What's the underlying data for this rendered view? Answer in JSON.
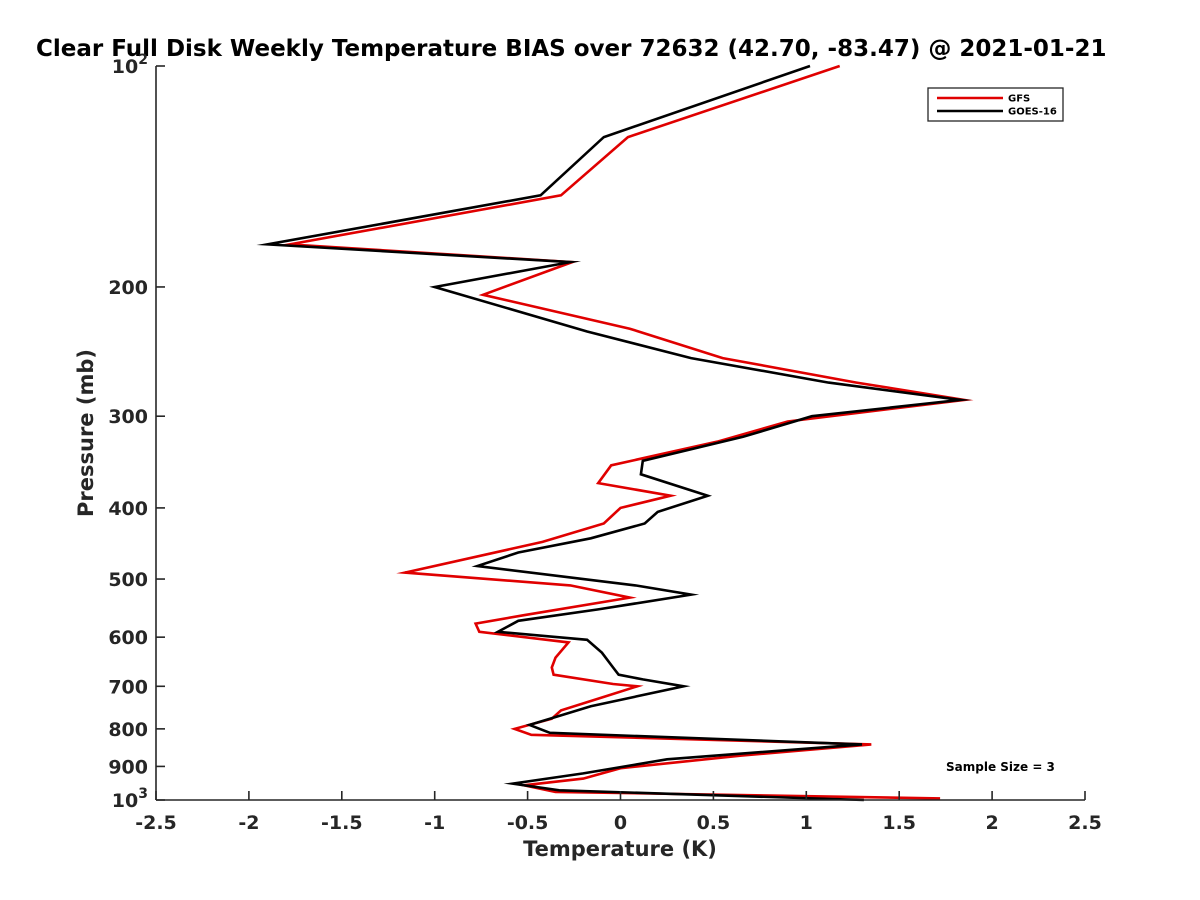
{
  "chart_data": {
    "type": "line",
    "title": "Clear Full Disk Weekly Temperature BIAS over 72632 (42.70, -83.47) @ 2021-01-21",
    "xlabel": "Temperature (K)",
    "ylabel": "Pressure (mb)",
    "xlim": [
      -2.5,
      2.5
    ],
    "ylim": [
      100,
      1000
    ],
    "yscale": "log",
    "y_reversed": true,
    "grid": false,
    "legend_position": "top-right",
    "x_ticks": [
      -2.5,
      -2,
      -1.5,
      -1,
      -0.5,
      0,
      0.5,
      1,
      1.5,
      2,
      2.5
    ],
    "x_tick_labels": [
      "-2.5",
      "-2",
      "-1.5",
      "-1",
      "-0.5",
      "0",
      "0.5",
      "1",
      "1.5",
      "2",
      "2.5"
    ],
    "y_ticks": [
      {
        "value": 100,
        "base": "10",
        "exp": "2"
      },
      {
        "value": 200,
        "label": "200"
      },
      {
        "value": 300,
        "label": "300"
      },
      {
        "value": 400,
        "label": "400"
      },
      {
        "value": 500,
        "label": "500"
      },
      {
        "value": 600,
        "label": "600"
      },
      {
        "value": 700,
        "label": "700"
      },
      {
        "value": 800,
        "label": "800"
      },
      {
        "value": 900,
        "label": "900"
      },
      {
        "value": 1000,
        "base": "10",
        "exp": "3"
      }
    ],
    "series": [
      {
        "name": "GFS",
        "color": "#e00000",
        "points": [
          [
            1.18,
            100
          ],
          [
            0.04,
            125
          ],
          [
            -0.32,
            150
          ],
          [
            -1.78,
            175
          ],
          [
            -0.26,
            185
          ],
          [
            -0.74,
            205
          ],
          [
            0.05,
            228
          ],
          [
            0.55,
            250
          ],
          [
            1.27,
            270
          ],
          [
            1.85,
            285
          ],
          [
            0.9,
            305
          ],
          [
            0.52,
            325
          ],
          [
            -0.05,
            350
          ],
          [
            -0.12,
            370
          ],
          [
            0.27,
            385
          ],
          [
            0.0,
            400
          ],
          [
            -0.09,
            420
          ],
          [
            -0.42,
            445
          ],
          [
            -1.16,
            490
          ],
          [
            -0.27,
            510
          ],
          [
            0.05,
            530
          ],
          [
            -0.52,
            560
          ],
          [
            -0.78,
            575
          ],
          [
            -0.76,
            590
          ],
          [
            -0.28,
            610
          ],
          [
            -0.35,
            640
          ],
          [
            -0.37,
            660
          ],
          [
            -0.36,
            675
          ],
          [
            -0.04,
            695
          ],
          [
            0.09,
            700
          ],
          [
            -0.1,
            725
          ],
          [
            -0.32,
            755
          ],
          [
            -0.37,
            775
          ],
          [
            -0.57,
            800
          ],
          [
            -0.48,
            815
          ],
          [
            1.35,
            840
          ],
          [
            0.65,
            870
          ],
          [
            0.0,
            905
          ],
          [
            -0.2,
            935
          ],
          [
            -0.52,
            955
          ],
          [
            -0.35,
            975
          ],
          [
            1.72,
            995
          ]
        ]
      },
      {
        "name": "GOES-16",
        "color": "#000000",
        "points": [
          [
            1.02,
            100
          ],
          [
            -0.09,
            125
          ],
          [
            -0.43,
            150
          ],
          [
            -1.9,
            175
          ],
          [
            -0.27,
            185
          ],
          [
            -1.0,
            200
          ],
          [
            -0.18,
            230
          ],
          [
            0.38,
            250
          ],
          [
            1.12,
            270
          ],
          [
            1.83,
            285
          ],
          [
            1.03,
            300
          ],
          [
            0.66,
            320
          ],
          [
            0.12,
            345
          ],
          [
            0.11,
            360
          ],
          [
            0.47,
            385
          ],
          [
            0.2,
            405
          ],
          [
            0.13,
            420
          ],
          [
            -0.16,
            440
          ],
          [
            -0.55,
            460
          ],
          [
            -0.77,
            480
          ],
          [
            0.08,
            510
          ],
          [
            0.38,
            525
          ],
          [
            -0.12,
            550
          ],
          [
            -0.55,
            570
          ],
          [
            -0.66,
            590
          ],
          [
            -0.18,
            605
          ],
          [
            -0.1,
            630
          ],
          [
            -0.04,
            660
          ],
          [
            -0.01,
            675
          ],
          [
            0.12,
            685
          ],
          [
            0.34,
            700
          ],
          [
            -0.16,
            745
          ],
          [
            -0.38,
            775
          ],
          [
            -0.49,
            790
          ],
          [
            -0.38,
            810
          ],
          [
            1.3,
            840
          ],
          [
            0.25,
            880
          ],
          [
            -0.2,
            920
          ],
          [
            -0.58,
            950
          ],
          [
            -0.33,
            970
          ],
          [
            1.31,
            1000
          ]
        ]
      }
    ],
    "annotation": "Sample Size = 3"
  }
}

+++

Retype every entry verbatim and exclude the pictures from the copy.

What's the underlying data for this rendered view? Answer in JSON.
{
  "chart_data": {
    "type": "line",
    "title": "Clear Full Disk Weekly Temperature BIAS over 72632 (42.70, -83.47) @ 2021-01-21",
    "xlabel": "Temperature (K)",
    "ylabel": "Pressure (mb)",
    "xlim": [
      -2.5,
      2.5
    ],
    "ylim": [
      100,
      1000
    ],
    "yscale": "log",
    "y_reversed": true,
    "grid": false,
    "legend_position": "top-right",
    "x_ticks": [
      -2.5,
      -2,
      -1.5,
      -1,
      -0.5,
      0,
      0.5,
      1,
      1.5,
      2,
      2.5
    ],
    "x_tick_labels": [
      "-2.5",
      "-2",
      "-1.5",
      "-1",
      "-0.5",
      "0",
      "0.5",
      "1",
      "1.5",
      "2",
      "2.5"
    ],
    "y_ticks": [
      {
        "value": 100,
        "base": "10",
        "exp": "2"
      },
      {
        "value": 200,
        "label": "200"
      },
      {
        "value": 300,
        "label": "300"
      },
      {
        "value": 400,
        "label": "400"
      },
      {
        "value": 500,
        "label": "500"
      },
      {
        "value": 600,
        "label": "600"
      },
      {
        "value": 700,
        "label": "700"
      },
      {
        "value": 800,
        "label": "800"
      },
      {
        "value": 900,
        "label": "900"
      },
      {
        "value": 1000,
        "base": "10",
        "exp": "3"
      }
    ],
    "series": [
      {
        "name": "GFS",
        "color": "#e00000",
        "points": [
          [
            1.18,
            100
          ],
          [
            0.04,
            125
          ],
          [
            -0.32,
            150
          ],
          [
            -1.78,
            175
          ],
          [
            -0.26,
            185
          ],
          [
            -0.74,
            205
          ],
          [
            0.05,
            228
          ],
          [
            0.55,
            250
          ],
          [
            1.27,
            270
          ],
          [
            1.85,
            285
          ],
          [
            0.9,
            305
          ],
          [
            0.52,
            325
          ],
          [
            -0.05,
            350
          ],
          [
            -0.12,
            370
          ],
          [
            0.27,
            385
          ],
          [
            0.0,
            400
          ],
          [
            -0.09,
            420
          ],
          [
            -0.42,
            445
          ],
          [
            -1.16,
            490
          ],
          [
            -0.27,
            510
          ],
          [
            0.05,
            530
          ],
          [
            -0.52,
            560
          ],
          [
            -0.78,
            575
          ],
          [
            -0.76,
            590
          ],
          [
            -0.28,
            610
          ],
          [
            -0.35,
            640
          ],
          [
            -0.37,
            660
          ],
          [
            -0.36,
            675
          ],
          [
            -0.04,
            695
          ],
          [
            0.09,
            700
          ],
          [
            -0.1,
            725
          ],
          [
            -0.32,
            755
          ],
          [
            -0.37,
            775
          ],
          [
            -0.57,
            800
          ],
          [
            -0.48,
            815
          ],
          [
            1.35,
            840
          ],
          [
            0.65,
            870
          ],
          [
            0.0,
            905
          ],
          [
            -0.2,
            935
          ],
          [
            -0.52,
            955
          ],
          [
            -0.35,
            975
          ],
          [
            1.72,
            995
          ]
        ]
      },
      {
        "name": "GOES-16",
        "color": "#000000",
        "points": [
          [
            1.02,
            100
          ],
          [
            -0.09,
            125
          ],
          [
            -0.43,
            150
          ],
          [
            -1.9,
            175
          ],
          [
            -0.27,
            185
          ],
          [
            -1.0,
            200
          ],
          [
            -0.18,
            230
          ],
          [
            0.38,
            250
          ],
          [
            1.12,
            270
          ],
          [
            1.83,
            285
          ],
          [
            1.03,
            300
          ],
          [
            0.66,
            320
          ],
          [
            0.12,
            345
          ],
          [
            0.11,
            360
          ],
          [
            0.47,
            385
          ],
          [
            0.2,
            405
          ],
          [
            0.13,
            420
          ],
          [
            -0.16,
            440
          ],
          [
            -0.55,
            460
          ],
          [
            -0.77,
            480
          ],
          [
            0.08,
            510
          ],
          [
            0.38,
            525
          ],
          [
            -0.12,
            550
          ],
          [
            -0.55,
            570
          ],
          [
            -0.66,
            590
          ],
          [
            -0.18,
            605
          ],
          [
            -0.1,
            630
          ],
          [
            -0.04,
            660
          ],
          [
            -0.01,
            675
          ],
          [
            0.12,
            685
          ],
          [
            0.34,
            700
          ],
          [
            -0.16,
            745
          ],
          [
            -0.38,
            775
          ],
          [
            -0.49,
            790
          ],
          [
            -0.38,
            810
          ],
          [
            1.3,
            840
          ],
          [
            0.25,
            880
          ],
          [
            -0.2,
            920
          ],
          [
            -0.58,
            950
          ],
          [
            -0.33,
            970
          ],
          [
            1.31,
            1000
          ]
        ]
      }
    ],
    "annotation": "Sample Size = 3"
  }
}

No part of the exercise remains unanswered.